Try it - Pull every line containing "interactable" from the entries.

[Structured page parsing data]
Start of Block
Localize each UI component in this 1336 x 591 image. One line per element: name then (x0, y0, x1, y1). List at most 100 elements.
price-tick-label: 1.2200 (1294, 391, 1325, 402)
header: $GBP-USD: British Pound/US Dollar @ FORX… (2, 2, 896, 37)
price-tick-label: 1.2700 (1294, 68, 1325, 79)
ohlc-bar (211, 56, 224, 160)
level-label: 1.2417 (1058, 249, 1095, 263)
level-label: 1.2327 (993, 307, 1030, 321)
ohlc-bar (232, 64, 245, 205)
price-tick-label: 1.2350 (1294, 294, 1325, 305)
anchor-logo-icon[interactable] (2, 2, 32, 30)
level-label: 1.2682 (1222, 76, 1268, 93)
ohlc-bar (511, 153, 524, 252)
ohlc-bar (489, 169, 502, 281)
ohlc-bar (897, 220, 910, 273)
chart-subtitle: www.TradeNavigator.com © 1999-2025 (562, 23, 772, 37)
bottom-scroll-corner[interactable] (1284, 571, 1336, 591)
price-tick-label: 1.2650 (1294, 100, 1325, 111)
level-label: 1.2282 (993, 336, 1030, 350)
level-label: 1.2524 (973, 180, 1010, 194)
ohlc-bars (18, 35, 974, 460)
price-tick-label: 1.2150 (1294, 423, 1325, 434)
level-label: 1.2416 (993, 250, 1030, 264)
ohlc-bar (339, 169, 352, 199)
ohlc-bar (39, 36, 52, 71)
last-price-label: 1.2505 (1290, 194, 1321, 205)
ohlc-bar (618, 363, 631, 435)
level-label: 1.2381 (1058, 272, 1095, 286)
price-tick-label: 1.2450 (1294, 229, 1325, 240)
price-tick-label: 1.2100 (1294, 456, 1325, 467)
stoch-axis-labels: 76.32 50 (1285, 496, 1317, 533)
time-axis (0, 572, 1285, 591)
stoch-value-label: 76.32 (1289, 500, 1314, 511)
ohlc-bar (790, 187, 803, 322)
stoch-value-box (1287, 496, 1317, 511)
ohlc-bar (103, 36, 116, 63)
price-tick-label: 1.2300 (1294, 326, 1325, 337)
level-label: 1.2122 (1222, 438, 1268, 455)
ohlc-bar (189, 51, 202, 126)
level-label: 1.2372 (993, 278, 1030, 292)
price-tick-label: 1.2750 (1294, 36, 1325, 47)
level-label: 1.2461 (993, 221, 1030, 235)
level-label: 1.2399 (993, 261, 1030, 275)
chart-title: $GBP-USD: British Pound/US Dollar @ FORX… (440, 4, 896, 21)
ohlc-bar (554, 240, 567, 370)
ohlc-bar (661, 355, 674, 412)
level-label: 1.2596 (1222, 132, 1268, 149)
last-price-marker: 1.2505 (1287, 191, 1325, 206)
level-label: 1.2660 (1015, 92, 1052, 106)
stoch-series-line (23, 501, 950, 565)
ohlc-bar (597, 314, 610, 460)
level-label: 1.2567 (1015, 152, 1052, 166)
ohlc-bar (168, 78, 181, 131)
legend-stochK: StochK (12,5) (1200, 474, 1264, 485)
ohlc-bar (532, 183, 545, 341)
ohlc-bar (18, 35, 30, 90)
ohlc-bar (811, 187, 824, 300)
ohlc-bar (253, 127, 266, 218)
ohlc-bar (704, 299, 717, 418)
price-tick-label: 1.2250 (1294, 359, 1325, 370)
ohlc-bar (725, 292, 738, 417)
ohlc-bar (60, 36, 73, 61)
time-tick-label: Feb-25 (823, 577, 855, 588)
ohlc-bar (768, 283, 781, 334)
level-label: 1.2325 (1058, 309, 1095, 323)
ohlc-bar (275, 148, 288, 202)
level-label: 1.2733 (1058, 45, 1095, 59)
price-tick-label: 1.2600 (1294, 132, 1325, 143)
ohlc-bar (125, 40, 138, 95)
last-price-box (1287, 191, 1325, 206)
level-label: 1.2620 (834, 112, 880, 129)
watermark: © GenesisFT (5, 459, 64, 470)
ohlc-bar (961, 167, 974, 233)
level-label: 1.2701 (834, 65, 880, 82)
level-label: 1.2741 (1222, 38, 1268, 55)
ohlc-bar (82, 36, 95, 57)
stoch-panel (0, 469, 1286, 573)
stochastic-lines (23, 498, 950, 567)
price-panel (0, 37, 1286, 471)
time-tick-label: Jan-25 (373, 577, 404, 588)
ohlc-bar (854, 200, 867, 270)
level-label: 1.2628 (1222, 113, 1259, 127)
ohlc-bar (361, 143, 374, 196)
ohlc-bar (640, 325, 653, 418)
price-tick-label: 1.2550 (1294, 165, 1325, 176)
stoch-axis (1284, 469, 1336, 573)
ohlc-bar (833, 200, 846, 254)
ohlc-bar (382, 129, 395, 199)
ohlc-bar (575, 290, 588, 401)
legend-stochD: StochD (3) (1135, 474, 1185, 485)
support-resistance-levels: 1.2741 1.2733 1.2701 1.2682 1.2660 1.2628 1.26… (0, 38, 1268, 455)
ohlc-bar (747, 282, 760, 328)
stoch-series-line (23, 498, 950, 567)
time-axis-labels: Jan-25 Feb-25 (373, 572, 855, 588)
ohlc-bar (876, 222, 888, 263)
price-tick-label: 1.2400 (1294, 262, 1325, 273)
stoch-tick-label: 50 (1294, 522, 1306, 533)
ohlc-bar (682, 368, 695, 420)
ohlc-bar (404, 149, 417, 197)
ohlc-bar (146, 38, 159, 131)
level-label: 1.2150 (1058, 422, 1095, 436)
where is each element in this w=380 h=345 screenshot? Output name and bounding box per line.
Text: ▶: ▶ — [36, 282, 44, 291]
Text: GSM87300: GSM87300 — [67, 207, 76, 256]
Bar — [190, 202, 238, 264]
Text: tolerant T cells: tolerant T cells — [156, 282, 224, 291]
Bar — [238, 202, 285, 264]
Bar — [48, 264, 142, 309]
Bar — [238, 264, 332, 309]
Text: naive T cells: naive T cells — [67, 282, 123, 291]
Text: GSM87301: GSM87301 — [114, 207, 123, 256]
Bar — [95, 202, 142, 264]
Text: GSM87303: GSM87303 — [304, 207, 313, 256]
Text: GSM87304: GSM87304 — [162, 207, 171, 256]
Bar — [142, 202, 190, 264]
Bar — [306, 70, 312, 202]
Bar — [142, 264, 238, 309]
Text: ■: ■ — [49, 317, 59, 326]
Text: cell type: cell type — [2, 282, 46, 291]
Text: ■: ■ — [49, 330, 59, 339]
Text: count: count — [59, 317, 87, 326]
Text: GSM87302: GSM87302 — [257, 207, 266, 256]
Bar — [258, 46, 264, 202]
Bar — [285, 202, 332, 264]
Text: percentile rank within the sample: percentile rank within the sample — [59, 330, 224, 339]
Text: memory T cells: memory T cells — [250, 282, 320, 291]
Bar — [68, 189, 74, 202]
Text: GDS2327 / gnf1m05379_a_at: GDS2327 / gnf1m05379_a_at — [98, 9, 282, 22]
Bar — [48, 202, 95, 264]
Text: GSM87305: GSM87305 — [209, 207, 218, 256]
End of Block
Task output -
anchor-logo-icon[interactable] (2, 2, 32, 30)
bottom-scroll-corner[interactable] (1284, 571, 1336, 591)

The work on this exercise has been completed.